## STATED PROBLEM:
Check each line of the records below for the string "Model", then state how many lines contain it, with no other output.

◇ ◇ ◇ ◇ ◇

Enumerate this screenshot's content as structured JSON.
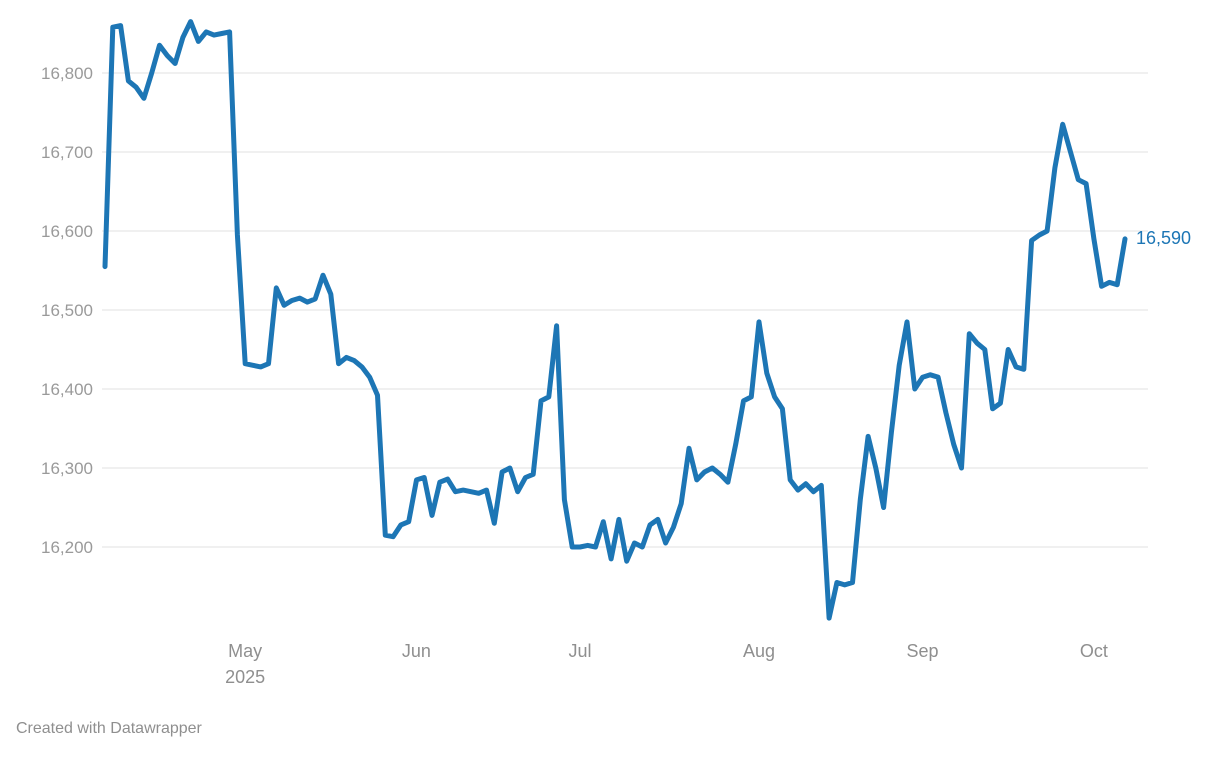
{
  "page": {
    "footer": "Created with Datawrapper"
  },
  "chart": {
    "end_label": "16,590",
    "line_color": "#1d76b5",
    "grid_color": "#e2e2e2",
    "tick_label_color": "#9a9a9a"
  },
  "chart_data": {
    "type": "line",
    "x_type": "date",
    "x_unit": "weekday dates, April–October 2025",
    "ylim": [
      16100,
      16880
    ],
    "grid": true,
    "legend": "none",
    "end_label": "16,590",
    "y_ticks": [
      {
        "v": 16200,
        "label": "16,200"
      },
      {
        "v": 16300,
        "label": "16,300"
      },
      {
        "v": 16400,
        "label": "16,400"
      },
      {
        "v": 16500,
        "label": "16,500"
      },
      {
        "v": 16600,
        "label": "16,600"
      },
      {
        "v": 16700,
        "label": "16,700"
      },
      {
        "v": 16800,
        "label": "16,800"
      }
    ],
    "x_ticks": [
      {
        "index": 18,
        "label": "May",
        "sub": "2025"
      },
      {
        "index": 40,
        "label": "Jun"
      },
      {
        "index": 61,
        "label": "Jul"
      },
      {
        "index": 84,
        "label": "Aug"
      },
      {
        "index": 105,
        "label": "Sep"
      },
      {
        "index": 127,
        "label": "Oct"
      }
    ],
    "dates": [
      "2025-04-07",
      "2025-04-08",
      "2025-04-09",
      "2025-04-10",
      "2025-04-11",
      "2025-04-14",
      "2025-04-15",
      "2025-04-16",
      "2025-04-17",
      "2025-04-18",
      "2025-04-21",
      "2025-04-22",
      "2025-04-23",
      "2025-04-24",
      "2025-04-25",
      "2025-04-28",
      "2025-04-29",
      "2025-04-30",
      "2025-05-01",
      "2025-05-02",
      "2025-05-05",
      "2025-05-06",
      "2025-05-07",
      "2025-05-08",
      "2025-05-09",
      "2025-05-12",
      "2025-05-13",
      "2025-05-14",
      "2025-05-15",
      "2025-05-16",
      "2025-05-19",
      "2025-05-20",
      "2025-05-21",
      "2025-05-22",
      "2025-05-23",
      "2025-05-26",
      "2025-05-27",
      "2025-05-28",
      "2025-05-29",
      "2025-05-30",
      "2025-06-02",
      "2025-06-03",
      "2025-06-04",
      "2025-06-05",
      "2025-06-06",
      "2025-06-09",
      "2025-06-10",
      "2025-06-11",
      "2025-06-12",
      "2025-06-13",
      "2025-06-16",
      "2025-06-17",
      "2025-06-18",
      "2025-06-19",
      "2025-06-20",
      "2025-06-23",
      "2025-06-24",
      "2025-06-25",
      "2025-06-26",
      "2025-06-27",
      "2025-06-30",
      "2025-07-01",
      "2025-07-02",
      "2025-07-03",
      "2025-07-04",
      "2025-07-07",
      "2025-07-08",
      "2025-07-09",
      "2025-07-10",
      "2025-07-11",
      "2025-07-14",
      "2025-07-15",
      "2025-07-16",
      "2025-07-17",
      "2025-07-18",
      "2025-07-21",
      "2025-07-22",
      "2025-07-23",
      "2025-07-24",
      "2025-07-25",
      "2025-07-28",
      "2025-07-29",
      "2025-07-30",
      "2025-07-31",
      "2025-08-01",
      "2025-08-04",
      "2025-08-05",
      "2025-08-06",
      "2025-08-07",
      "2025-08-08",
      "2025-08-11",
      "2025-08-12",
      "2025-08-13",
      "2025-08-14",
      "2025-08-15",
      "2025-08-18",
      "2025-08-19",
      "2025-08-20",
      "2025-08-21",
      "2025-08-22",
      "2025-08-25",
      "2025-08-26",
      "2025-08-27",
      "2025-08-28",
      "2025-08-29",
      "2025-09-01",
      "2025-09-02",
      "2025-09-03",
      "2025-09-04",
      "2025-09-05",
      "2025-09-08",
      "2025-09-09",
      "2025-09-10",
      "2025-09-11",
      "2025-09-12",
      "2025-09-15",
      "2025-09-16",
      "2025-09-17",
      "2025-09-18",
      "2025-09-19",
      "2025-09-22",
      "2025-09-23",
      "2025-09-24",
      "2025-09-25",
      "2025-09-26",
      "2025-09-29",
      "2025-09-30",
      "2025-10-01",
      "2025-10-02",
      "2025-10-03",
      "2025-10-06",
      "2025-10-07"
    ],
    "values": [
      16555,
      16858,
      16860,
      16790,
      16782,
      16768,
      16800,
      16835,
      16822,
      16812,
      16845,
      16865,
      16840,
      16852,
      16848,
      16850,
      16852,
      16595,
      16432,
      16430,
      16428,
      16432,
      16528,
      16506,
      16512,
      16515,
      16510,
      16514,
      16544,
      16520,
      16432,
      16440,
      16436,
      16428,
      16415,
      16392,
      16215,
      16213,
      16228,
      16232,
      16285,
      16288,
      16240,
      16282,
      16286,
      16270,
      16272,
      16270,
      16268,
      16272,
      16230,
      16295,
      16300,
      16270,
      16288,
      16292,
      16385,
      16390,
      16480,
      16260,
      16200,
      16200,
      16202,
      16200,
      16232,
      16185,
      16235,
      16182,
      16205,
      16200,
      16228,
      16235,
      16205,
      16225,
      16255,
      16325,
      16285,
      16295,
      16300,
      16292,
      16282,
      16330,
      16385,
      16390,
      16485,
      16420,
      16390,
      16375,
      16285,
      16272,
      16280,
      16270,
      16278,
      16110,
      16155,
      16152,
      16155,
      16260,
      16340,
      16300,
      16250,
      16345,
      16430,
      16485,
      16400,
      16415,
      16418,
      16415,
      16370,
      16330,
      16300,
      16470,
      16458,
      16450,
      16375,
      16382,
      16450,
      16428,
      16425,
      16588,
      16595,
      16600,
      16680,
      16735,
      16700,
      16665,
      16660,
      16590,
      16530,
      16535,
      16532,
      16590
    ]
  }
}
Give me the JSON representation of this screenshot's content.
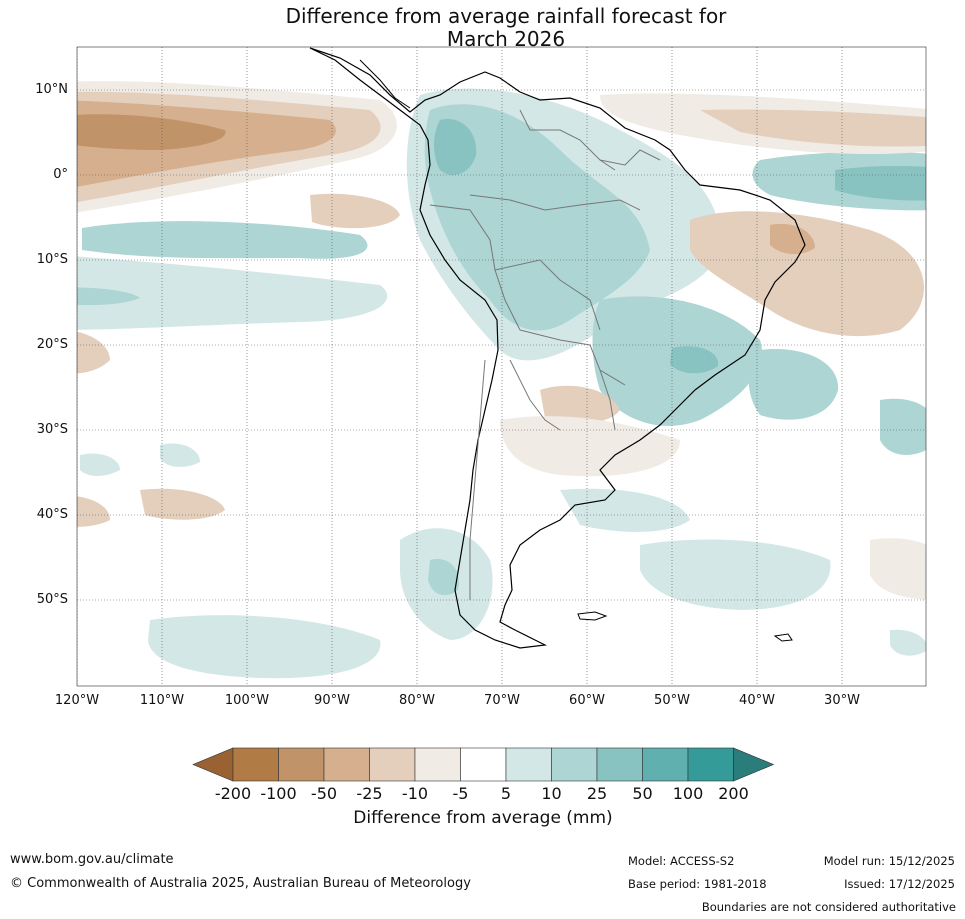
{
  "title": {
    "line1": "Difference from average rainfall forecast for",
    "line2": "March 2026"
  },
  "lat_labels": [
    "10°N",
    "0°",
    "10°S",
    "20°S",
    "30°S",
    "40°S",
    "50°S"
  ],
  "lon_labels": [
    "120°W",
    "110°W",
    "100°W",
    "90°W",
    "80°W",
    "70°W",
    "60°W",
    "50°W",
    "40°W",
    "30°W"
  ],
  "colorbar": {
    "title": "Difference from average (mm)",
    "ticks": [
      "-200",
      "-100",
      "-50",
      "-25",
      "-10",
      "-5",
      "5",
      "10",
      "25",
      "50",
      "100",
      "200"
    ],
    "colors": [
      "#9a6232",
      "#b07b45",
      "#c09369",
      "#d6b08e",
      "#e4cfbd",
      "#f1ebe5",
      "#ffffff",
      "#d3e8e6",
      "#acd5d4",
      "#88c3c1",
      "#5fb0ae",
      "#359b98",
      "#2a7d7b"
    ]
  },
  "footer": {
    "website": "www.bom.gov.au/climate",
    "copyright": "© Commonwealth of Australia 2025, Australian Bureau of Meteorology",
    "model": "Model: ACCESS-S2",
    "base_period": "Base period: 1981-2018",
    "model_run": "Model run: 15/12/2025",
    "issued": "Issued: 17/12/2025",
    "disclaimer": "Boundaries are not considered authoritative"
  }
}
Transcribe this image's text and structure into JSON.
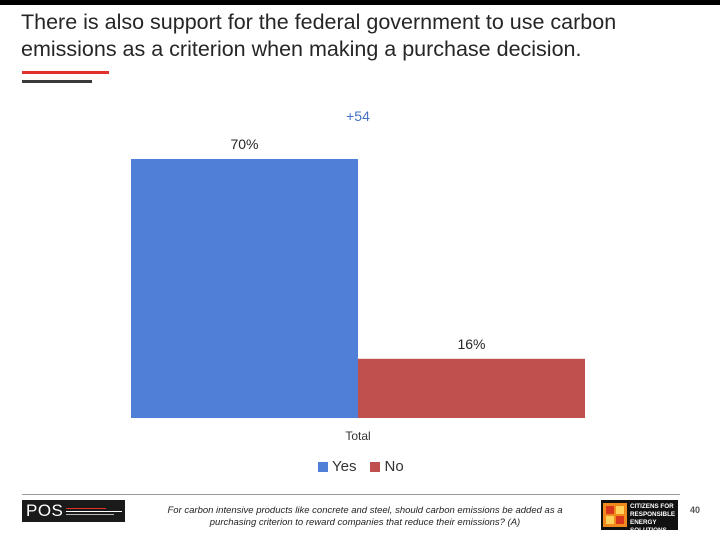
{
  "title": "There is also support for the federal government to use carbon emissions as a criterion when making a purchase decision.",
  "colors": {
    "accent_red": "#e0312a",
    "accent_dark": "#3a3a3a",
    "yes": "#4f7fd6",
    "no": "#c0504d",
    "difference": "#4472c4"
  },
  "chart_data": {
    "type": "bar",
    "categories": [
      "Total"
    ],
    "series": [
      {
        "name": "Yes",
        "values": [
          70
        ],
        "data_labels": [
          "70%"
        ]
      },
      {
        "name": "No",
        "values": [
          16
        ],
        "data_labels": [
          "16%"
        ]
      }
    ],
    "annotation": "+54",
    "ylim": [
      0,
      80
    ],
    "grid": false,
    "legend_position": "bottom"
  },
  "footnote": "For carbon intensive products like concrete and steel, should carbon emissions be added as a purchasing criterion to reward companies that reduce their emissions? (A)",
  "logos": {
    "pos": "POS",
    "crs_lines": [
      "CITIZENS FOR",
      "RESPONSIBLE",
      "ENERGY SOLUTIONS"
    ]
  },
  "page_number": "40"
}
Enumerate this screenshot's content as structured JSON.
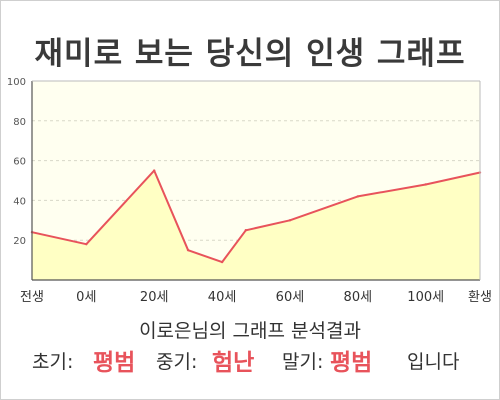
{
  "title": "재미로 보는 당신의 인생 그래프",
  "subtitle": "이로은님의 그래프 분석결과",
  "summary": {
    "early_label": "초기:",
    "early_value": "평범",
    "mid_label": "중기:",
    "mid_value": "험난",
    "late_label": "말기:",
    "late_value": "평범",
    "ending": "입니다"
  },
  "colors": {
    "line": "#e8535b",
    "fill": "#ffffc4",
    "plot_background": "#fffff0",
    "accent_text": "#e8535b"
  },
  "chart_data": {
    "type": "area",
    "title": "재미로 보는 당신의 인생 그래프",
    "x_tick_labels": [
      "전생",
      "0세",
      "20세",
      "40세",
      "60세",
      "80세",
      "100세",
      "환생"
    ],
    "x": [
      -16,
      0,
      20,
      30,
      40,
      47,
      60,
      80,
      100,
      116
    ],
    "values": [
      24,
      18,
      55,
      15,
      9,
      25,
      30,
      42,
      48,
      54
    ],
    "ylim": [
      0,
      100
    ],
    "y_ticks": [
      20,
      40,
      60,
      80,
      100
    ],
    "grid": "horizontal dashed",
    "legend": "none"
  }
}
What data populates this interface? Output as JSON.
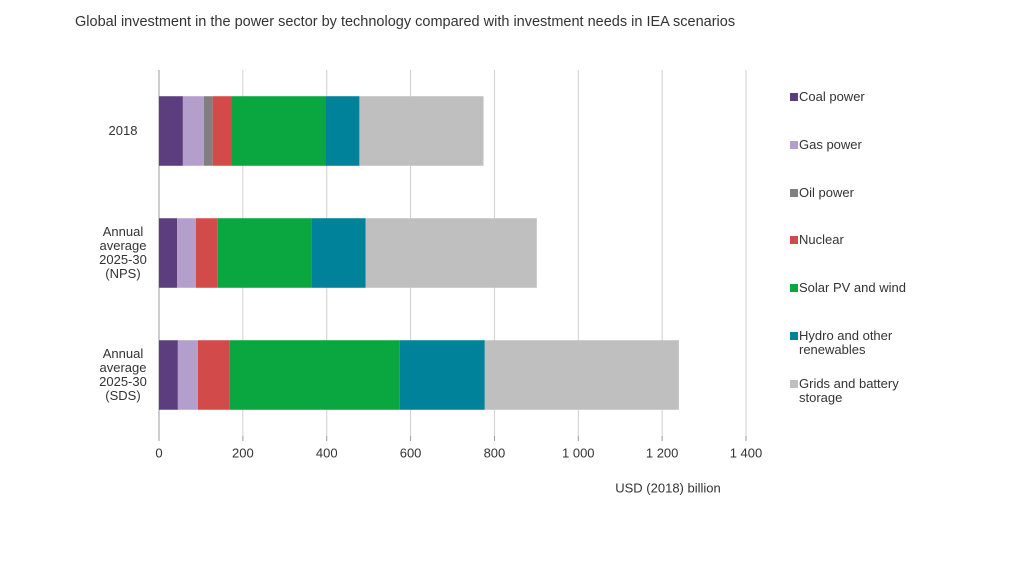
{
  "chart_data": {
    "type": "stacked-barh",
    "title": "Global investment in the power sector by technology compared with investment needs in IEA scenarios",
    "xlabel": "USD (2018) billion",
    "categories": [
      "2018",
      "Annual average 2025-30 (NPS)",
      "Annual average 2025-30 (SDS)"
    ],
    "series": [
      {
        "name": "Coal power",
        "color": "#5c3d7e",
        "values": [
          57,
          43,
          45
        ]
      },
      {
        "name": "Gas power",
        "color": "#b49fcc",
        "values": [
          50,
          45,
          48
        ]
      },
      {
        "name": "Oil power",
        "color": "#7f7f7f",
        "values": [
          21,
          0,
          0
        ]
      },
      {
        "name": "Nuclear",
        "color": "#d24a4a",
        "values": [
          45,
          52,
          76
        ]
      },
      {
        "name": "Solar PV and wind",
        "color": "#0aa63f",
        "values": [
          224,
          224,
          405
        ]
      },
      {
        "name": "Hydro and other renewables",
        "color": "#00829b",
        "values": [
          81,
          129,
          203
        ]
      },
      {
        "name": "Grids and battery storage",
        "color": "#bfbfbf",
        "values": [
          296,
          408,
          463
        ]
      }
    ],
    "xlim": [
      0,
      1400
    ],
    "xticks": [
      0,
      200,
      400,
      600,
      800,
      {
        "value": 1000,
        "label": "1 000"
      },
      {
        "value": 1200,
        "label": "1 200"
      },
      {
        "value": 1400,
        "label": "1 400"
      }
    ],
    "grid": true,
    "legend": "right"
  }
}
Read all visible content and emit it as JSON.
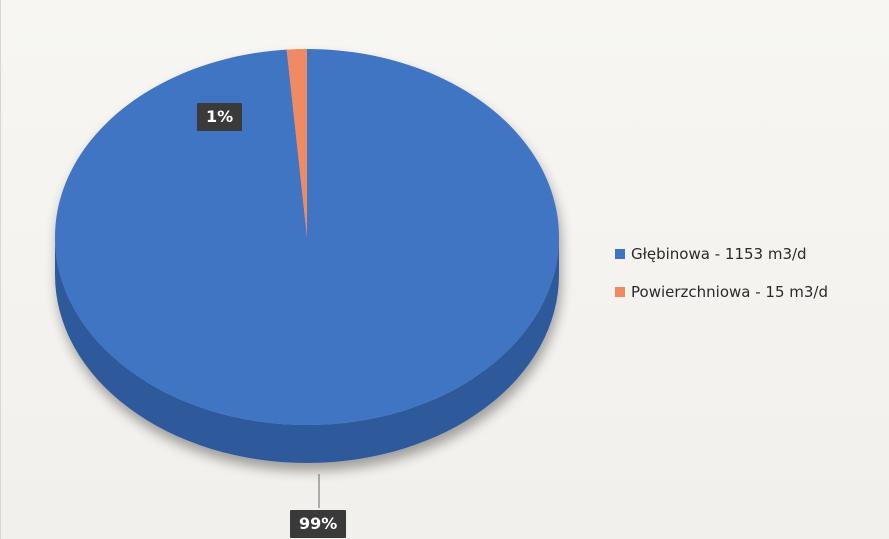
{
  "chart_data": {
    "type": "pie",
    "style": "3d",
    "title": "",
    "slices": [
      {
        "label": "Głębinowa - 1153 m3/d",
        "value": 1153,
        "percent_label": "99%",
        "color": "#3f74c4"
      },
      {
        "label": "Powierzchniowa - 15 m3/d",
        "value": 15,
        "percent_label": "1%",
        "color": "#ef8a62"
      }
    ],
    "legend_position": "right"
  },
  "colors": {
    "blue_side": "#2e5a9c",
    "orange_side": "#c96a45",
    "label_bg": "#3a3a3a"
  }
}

◇ ◇ ◇ ◇ ◇

## EXERCISE ANSWER:
2